## Work to do
Reproduce the records below in their entirety, character for character.

[Dataset items]
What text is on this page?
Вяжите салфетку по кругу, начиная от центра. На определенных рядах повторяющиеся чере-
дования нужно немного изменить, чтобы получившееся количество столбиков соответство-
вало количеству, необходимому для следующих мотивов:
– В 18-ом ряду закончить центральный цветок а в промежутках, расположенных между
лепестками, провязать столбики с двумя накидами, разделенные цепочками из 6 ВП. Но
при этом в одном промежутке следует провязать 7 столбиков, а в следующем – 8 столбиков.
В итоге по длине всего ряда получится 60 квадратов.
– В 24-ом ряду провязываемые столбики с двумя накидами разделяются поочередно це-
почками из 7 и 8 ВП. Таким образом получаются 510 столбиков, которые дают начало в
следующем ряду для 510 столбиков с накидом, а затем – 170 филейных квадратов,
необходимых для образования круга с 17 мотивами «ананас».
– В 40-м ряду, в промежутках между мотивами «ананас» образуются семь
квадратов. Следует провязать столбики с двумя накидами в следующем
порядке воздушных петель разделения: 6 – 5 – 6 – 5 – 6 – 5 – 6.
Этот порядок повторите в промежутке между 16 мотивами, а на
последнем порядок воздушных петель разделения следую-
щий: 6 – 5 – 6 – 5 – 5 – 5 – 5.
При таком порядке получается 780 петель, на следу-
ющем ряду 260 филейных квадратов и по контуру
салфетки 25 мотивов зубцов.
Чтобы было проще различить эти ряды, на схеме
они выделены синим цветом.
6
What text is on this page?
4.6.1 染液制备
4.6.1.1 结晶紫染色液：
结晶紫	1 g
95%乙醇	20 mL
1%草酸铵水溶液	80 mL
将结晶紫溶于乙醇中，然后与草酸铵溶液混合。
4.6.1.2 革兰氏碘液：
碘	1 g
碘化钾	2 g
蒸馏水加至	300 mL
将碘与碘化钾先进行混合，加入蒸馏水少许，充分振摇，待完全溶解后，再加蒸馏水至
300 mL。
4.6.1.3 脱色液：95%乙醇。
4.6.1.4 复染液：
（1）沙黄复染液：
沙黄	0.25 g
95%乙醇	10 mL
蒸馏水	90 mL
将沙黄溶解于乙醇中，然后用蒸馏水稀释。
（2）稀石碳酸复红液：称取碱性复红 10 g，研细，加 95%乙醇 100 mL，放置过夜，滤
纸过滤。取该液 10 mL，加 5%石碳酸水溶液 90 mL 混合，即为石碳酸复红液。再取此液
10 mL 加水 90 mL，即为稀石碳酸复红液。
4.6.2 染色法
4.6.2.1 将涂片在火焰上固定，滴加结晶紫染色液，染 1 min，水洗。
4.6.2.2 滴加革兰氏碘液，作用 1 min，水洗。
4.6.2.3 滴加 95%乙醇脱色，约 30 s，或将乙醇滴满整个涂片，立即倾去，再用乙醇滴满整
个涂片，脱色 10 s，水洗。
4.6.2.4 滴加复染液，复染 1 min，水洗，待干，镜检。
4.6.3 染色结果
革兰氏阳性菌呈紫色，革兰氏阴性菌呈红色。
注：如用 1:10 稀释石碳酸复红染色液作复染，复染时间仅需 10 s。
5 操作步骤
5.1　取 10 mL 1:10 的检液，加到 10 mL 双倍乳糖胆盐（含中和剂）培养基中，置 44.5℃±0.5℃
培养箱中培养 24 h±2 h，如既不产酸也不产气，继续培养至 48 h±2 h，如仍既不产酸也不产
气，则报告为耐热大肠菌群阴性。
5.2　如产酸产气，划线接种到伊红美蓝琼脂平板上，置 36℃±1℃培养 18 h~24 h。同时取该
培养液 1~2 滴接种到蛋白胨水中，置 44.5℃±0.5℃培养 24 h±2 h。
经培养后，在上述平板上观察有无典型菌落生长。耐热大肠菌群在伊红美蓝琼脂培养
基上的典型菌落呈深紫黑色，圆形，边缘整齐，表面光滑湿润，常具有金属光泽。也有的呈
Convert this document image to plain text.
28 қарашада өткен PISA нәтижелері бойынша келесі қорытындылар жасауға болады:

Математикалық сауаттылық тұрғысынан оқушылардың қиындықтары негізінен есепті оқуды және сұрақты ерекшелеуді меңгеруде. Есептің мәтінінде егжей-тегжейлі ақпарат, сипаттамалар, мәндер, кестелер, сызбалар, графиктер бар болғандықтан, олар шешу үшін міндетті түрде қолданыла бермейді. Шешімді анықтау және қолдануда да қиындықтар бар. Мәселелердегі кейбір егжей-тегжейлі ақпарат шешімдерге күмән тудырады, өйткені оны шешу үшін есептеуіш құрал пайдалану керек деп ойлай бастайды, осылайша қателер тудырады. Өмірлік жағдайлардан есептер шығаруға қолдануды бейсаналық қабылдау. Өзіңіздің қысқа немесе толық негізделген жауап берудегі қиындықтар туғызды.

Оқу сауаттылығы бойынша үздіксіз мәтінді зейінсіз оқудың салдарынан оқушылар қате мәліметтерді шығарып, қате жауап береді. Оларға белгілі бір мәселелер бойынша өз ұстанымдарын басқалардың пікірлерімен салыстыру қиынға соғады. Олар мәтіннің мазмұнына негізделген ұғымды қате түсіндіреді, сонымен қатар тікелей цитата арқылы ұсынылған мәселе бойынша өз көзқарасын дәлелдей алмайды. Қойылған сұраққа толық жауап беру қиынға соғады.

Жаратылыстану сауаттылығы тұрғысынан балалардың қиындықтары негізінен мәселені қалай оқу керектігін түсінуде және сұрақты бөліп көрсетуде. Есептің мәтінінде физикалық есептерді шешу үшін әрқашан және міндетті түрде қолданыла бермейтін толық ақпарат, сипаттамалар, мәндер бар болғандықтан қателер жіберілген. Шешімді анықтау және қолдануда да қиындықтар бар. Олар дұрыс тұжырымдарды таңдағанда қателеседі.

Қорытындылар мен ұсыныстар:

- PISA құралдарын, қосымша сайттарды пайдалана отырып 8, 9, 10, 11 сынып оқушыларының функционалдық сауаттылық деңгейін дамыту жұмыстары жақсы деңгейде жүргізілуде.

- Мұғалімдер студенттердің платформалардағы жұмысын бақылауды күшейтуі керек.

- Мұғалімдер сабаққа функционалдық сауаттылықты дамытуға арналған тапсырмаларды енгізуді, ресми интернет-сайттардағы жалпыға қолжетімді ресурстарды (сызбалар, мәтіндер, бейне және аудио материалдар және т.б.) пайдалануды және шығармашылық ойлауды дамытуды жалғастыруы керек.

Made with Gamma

## Expected answer
What text is on this page?
Вяжите салфетку по кругу, начиная от центра. На определенных рядах повторяющиеся чере-
дования нужно немного изменить, чтобы получившееся количество столбиков соответство-
вало количеству, необходимому для следующих мотивов:
– В 18-ом ряду закончить центральный цветок а в промежутках, расположенных между
лепестками, провязать столбики с двумя накидами, разделенные цепочками из 6 ВП. Но
при этом в одном промежутке следует провязать 7 столбиков, а в следующем – 8 столбиков.
В итоге по длине всего ряда получится 60 квадратов.
– В 24-ом ряду провязываемые столбики с двумя накидами разделяются поочередно це-
почками из 7 и 8 ВП. Таким образом получаются 510 столбиков, которые дают начало в
следующем ряду для 510 столбиков с накидом, а затем – 170 филейных квадратов,
необходимых для образования круга с 17 мотивами «ананас».
– В 40-м ряду, в промежутках между мотивами «ананас» образуются семь
квадратов. Следует провязать столбики с двумя накидами в следующем
порядке воздушных петель разделения: 6 – 5 – 6 – 5 – 6 – 5 – 6.
Этот порядок повторите в промежутке между 16 мотивами, а на
последнем порядок воздушных петель разделения следую-
щий: 6 – 5 – 6 – 5 – 5 – 5 – 5.
При таком порядке получается 780 петель, на следу-
ющем ряду 260 филейных квадратов и по контуру
салфетки 25 мотивов зубцов.
Чтобы было проще различить эти ряды, на схеме
они выделены синим цветом.
6
What text is on this page?
4.6.1 染液制备
4.6.1.1 结晶紫染色液：
结晶紫	1 g
95%乙醇	20 mL
1%草酸铵水溶液	80 mL
将结晶紫溶于乙醇中，然后与草酸铵溶液混合。
4.6.1.2 革兰氏碘液：
碘	1 g
碘化钾	2 g
蒸馏水加至	300 mL
将碘与碘化钾先进行混合，加入蒸馏水少许，充分振摇，待完全溶解后，再加蒸馏水至
300 mL。
4.6.1.3 脱色液：95%乙醇。
4.6.1.4 复染液：
（1）沙黄复染液：
沙黄	0.25 g
95%乙醇	10 mL
蒸馏水	90 mL
将沙黄溶解于乙醇中，然后用蒸馏水稀释。
（2）稀石碳酸复红液：称取碱性复红 10 g，研细，加 95%乙醇 100 mL，放置过夜，滤
纸过滤。取该液 10 mL，加 5%石碳酸水溶液 90 mL 混合，即为石碳酸复红液。再取此液
10 mL 加水 90 mL，即为稀石碳酸复红液。
4.6.2 染色法
4.6.2.1 将涂片在火焰上固定，滴加结晶紫染色液，染 1 min，水洗。
4.6.2.2 滴加革兰氏碘液，作用 1 min，水洗。
4.6.2.3 滴加 95%乙醇脱色，约 30 s，或将乙醇滴满整个涂片，立即倾去，再用乙醇滴满整
个涂片，脱色 10 s，水洗。
4.6.2.4 滴加复染液，复染 1 min，水洗，待干，镜检。
4.6.3 染色结果
革兰氏阳性菌呈紫色，革兰氏阴性菌呈红色。
注：如用 1:10 稀释石碳酸复红染色液作复染，复染时间仅需 10 s。
5 操作步骤
5.1　取 10 mL 1:10 的检液，加到 10 mL 双倍乳糖胆盐（含中和剂）培养基中，置 44.5℃±0.5℃
培养箱中培养 24 h±2 h，如既不产酸也不产气，继续培养至 48 h±2 h，如仍既不产酸也不产
气，则报告为耐热大肠菌群阴性。
5.2　如产酸产气，划线接种到伊红美蓝琼脂平板上，置 36℃±1℃培养 18 h~24 h。同时取该
培养液 1~2 滴接种到蛋白胨水中，置 44.5℃±0.5℃培养 24 h±2 h。
经培养后，在上述平板上观察有无典型菌落生长。耐热大肠菌群在伊红美蓝琼脂培养
基上的典型菌落呈深紫黑色，圆形，边缘整齐，表面光滑湿润，常具有金属光泽。也有的呈
Convert this document image to plain text.
28 қарашада өткен PISA нәтижелері бойынша келесі қорытындылар жасауға болады:

Математикалық сауаттылық тұрғысынан оқушылардың қиындықтары негізінен есепті оқуды және сұрақты ерекшелеуді меңгеруде. Есептің мәтінінде егжей-тегжейлі ақпарат, сипаттамалар, мәндер, кестелер, сызбалар, графиктер бар болғандықтан, олар шешу үшін міндетті түрде қолданыла бермейді. Шешімді анықтау және қолдануда да қиындықтар бар. Мәселелердегі кейбір егжей-тегжейлі ақпарат шешімдерге күмән тудырады, өйткені оны шешу үшін есептеуіш құрал пайдалану керек деп ойлай бастайды, осылайша қателер тудырады. Өмірлік жағдайлардан есептер шығаруға қолдануды бейсаналық қабылдау. Өзіңіздің қысқа немесе толық негізделген жауап берудегі қиындықтар туғызды.

Оқу сауаттылығы бойынша үздіксіз мәтінді зейінсіз оқудың салдарынан оқушылар қате мәліметтерді шығарып, қате жауап береді. Оларға белгілі бір мәселелер бойынша өз ұстанымдарын басқалардың пікірлерімен салыстыру қиынға соғады. Олар мәтіннің мазмұнына негізделген ұғымды қате түсіндіреді, сонымен қатар тікелей цитата арқылы ұсынылған мәселе бойынша өз көзқарасын дәлелдей алмайды. Қойылған сұраққа толық жауап беру қиынға соғады.

Жаратылыстану сауаттылығы тұрғысынан балалардың қиындықтары негізінен мәселені қалай оқу керектігін түсінуде және сұрақты бөліп көрсетуде. Есептің мәтінінде физикалық есептерді шешу үшін әрқашан және міндетті түрде қолданыла бермейтін толық ақпарат, сипаттамалар, мәндер бар болғандықтан қателер жіберілген. Шешімді анықтау және қолдануда да қиындықтар бар. Олар дұрыс тұжырымдарды таңдағанда қателеседі.

Қорытындылар мен ұсыныстар:

- PISA құралдарын, қосымша сайттарды пайдалана отырып 8, 9, 10, 11 сынып оқушыларының функционалдық сауаттылық деңгейін дамыту жұмыстары жақсы деңгейде жүргізілуде.

- Мұғалімдер студенттердің платформалардағы жұмысын бақылауды күшейтуі керек.

- Мұғалімдер сабаққа функционалдық сауаттылықты дамытуға арналған тапсырмаларды енгізуді, ресми интернет-сайттардағы жалпыға қолжетімді ресурстарды (сызбалар, мәтіндер, бейне және аудио материалдар және т.б.) пайдалануды және шығармашылық ойлауды дамытуды жалғастыруы керек.

Made with Gamma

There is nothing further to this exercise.